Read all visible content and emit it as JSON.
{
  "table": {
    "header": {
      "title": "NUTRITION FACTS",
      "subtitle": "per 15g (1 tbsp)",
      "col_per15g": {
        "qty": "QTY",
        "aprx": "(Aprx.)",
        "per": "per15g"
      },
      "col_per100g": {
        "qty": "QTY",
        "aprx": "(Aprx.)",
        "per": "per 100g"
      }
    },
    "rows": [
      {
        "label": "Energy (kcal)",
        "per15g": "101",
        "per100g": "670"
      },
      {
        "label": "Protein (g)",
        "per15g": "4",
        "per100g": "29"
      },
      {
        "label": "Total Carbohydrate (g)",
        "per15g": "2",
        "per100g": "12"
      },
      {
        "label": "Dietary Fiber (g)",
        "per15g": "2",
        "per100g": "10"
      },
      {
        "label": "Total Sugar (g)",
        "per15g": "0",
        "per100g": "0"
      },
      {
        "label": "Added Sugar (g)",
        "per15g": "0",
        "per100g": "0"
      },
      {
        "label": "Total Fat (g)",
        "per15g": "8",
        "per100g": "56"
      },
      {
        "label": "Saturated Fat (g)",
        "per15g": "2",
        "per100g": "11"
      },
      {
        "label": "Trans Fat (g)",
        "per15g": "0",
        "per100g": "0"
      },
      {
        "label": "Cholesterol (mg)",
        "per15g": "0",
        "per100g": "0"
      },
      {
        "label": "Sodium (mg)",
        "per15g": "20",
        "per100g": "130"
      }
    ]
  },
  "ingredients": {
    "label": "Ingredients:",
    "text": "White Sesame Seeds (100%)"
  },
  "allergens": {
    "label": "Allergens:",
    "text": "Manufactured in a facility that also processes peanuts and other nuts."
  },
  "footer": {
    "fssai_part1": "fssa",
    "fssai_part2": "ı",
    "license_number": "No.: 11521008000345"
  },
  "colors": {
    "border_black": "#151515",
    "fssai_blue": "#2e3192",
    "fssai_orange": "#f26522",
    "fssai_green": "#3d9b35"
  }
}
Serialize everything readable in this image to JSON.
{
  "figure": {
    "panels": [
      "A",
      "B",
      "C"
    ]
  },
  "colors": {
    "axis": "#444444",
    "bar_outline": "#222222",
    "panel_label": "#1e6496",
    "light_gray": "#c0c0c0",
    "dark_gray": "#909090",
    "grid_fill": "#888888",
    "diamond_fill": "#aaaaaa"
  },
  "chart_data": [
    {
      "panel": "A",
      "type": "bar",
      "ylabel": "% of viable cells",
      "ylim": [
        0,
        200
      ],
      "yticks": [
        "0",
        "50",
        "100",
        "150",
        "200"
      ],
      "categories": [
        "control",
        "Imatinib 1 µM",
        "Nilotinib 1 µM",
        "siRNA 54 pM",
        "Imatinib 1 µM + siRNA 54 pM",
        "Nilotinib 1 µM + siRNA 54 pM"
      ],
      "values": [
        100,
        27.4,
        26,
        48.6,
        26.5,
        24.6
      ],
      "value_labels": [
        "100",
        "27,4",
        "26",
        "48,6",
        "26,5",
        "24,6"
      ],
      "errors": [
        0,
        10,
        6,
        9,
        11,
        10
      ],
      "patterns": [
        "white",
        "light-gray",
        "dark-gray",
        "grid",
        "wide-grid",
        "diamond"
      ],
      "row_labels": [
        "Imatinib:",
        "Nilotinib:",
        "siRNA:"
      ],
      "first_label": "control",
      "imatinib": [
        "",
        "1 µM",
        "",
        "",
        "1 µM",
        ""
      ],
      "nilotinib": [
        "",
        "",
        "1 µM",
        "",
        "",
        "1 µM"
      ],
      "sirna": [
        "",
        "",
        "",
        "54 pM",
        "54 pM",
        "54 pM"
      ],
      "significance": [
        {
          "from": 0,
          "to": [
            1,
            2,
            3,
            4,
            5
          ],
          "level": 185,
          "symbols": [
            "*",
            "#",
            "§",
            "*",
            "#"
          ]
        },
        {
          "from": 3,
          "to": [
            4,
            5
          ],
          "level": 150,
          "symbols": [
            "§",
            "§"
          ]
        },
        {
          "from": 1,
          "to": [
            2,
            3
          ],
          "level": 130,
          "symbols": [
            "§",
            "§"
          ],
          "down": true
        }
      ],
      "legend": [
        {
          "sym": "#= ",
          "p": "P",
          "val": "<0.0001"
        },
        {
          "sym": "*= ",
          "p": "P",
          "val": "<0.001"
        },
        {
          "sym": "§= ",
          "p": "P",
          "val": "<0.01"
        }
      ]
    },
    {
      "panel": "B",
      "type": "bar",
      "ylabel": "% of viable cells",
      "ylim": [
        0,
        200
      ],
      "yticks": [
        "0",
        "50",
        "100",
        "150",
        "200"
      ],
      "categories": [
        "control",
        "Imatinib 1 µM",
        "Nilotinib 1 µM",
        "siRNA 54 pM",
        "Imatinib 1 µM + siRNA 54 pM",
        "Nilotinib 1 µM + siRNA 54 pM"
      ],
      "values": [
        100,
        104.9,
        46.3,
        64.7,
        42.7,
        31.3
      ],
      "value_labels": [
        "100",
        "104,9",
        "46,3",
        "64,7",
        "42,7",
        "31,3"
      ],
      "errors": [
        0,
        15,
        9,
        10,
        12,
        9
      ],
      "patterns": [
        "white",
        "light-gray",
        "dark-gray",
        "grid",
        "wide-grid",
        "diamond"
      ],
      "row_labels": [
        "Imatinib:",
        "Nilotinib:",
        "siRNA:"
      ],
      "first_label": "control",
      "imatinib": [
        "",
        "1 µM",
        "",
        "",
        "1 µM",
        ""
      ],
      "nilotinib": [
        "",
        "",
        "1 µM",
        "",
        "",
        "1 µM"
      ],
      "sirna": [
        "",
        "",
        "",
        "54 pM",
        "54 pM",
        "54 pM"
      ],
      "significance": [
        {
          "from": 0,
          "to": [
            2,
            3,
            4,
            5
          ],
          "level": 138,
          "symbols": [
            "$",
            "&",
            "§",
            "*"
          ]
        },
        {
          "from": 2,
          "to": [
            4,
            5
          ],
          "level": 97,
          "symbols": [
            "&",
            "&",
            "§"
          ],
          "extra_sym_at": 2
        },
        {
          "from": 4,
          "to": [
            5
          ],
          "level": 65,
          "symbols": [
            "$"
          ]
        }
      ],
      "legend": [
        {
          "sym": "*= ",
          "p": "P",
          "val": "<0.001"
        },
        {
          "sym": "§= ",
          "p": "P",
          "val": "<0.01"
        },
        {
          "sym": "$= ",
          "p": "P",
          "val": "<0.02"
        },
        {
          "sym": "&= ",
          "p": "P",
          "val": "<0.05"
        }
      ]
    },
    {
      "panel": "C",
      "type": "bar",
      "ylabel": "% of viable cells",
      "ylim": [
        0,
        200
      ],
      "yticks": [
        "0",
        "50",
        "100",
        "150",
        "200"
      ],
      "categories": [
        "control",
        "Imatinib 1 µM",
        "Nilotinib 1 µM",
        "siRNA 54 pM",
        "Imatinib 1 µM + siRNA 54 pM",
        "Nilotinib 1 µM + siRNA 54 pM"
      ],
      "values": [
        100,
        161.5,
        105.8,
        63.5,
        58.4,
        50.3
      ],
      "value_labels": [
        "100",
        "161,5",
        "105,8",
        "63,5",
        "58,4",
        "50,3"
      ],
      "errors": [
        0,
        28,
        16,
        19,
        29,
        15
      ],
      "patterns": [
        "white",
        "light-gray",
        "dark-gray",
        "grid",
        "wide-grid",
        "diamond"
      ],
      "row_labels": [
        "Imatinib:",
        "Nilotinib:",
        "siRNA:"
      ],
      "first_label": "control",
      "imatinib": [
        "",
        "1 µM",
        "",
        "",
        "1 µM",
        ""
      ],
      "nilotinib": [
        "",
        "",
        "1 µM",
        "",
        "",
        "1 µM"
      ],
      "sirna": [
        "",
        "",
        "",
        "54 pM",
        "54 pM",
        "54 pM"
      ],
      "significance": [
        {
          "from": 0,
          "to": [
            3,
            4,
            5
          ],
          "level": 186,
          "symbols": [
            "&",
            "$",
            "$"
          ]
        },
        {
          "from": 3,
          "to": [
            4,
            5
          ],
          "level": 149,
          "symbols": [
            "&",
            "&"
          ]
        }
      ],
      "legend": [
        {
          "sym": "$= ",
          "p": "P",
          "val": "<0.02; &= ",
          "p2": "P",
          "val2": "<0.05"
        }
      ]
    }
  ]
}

* [WORK REQUIRED]
Work out how many lines of the data hold the string "JSON". Reply with that number alone.

* [ANSWER SPACE]
2